• **TASK OBJECTIVE**
Pick out every line that holds the string "虚实相间" and copy it.

• **SOURCE DATA**
--- BEGIN ---

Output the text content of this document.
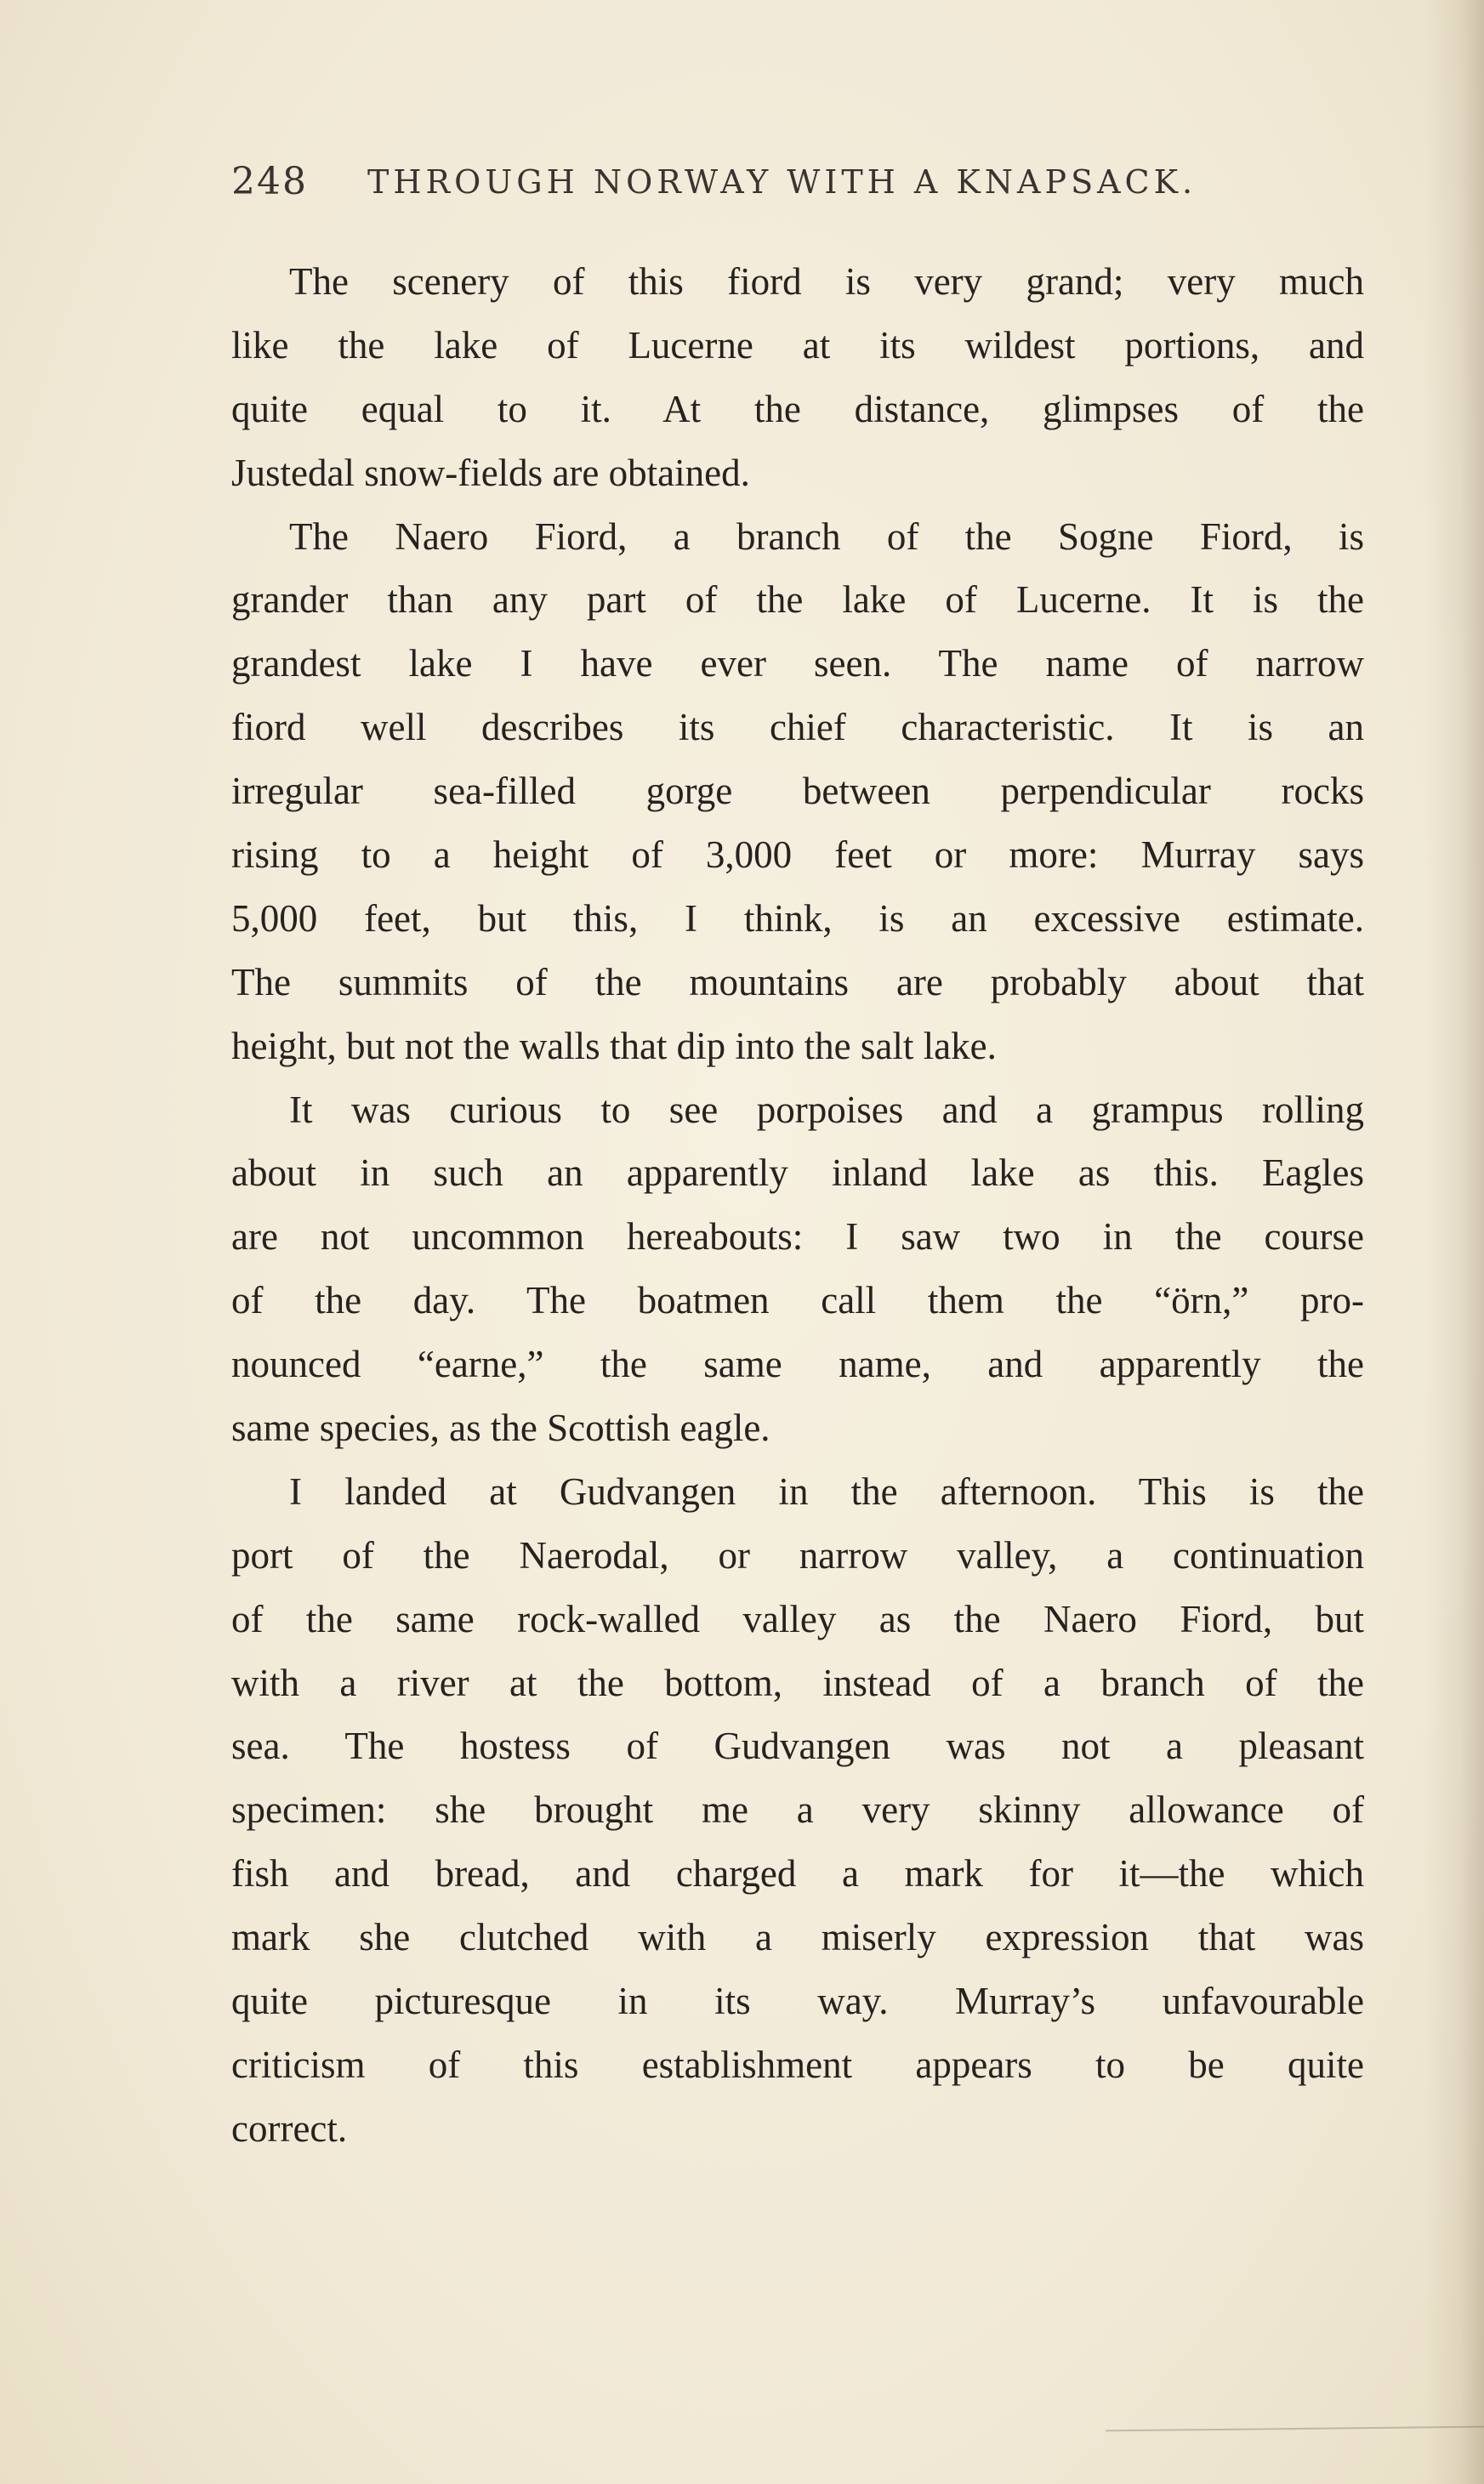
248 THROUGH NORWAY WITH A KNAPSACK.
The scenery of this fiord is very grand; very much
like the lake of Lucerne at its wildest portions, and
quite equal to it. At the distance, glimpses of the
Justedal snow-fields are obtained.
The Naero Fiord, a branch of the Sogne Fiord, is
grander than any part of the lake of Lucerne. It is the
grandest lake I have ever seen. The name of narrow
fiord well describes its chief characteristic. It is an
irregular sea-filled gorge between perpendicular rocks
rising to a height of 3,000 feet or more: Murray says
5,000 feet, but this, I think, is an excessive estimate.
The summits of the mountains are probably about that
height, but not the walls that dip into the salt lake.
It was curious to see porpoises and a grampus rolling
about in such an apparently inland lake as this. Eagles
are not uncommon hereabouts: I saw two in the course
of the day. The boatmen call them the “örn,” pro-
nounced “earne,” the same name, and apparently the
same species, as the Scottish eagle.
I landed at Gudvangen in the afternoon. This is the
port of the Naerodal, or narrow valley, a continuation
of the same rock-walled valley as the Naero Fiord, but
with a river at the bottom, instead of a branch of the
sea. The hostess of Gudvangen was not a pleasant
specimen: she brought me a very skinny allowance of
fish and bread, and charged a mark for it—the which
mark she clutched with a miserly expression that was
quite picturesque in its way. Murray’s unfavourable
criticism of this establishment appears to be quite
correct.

--- END ---
--- BEGIN ---

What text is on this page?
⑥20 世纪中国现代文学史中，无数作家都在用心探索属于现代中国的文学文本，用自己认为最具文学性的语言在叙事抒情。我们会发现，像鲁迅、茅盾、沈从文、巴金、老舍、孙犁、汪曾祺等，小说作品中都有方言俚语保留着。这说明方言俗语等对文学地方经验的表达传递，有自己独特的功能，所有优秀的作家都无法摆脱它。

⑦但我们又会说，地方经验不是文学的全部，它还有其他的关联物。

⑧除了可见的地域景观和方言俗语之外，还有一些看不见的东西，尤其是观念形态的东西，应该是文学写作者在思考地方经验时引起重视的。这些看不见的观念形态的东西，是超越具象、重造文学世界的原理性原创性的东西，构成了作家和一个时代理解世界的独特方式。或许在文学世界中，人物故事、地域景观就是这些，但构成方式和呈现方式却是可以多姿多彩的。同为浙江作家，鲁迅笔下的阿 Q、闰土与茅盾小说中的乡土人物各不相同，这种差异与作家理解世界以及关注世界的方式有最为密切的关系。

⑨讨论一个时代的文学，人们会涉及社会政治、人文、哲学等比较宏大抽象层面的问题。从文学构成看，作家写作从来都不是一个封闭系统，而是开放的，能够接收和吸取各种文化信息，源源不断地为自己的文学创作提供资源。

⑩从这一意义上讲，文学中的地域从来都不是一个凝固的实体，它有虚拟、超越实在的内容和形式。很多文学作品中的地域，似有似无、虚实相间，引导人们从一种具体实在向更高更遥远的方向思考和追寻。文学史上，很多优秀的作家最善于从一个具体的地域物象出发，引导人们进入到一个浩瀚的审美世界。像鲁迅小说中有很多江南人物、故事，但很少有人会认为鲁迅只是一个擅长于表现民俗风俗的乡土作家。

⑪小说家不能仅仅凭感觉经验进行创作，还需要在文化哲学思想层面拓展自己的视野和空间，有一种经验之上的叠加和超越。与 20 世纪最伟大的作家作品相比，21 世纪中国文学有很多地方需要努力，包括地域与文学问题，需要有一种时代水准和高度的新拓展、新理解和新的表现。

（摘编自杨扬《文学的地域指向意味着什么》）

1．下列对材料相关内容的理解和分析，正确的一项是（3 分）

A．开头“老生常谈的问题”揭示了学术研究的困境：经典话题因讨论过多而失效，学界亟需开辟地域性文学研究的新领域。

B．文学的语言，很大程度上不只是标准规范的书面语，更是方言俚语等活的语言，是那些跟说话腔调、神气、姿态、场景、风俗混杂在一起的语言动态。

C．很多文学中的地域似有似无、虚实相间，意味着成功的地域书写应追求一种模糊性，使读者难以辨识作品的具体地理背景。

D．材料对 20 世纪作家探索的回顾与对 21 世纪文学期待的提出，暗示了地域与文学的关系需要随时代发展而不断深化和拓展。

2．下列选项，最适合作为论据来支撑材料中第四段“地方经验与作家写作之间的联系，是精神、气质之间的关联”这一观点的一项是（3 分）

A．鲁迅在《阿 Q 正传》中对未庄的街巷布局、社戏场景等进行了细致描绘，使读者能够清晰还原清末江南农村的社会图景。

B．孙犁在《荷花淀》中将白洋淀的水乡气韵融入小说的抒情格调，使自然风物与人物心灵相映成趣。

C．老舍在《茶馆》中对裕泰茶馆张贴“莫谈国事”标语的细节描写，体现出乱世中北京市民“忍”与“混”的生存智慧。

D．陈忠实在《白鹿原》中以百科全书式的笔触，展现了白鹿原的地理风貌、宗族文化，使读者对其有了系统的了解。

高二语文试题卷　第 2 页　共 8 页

--- END ---

• **THE RESPONSE**
⑩从这一意义上讲，文学中的地域从来都不是一个凝固的实体，它有虚拟、超越实在的内容和形式。很多文学作品中的地域，似有似无、虚实相间，引导人们从一种具体实在向更高更遥远的方向思考和追寻。文学史上，很多优秀的作家最善于从一个具体的地域物象出发，引导人们进入到一个浩瀚的审美世界。像鲁迅小说中有很多江南人物、故事，但很少有人会认为鲁迅只是一个擅长于表现民俗风俗的乡土作家。
C．很多文学中的地域似有似无、虚实相间，意味着成功的地域书写应追求一种模糊性，使读者难以辨识作品的具体地理背景。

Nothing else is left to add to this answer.